[Data entries for graphics]

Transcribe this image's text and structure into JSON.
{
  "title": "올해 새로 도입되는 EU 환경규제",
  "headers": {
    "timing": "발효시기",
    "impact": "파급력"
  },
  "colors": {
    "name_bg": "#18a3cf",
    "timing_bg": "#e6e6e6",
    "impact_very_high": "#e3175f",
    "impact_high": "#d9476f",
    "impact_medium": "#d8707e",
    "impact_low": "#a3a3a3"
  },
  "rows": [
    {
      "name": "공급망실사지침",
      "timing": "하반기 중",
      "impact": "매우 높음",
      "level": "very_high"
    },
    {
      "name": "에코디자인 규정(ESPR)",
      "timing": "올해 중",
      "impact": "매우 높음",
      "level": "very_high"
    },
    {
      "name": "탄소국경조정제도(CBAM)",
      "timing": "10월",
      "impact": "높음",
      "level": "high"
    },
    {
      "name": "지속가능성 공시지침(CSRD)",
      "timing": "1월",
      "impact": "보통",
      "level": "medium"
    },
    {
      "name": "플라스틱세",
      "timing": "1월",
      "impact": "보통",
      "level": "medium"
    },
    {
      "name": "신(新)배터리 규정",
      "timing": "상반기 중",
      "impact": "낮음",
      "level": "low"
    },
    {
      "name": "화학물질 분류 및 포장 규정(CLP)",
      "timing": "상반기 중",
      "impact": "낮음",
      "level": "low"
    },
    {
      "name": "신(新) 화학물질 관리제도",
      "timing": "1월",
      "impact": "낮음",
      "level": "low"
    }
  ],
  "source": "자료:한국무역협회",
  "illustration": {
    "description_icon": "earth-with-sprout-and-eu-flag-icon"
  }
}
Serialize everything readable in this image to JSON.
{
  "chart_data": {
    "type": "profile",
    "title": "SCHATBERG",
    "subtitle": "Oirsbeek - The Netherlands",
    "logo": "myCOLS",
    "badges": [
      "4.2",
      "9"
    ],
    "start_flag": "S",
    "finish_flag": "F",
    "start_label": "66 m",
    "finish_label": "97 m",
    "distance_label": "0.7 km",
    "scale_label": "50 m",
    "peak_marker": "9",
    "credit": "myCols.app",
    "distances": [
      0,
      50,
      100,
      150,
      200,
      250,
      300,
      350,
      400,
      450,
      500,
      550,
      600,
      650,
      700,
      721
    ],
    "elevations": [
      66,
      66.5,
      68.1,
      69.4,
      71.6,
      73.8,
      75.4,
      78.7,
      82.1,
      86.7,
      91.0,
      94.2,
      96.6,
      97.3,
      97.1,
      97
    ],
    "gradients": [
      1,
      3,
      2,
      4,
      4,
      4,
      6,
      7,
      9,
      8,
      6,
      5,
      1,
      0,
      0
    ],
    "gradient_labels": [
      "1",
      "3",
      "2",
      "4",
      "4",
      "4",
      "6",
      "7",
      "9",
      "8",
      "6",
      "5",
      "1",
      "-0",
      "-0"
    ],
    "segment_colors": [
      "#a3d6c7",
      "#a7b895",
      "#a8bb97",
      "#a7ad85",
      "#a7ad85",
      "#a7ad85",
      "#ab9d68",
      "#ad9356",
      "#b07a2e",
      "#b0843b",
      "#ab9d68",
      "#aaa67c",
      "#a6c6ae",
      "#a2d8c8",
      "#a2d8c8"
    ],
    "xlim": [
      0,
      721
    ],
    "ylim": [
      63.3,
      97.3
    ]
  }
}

Aim of the task: Filter for "화학물질". Return all lines that hold it.

Response for this exercise:
      "name": "화학물질 분류 및 포장 규정(CLP)",
      "name": "신(新) 화학물질 관리제도",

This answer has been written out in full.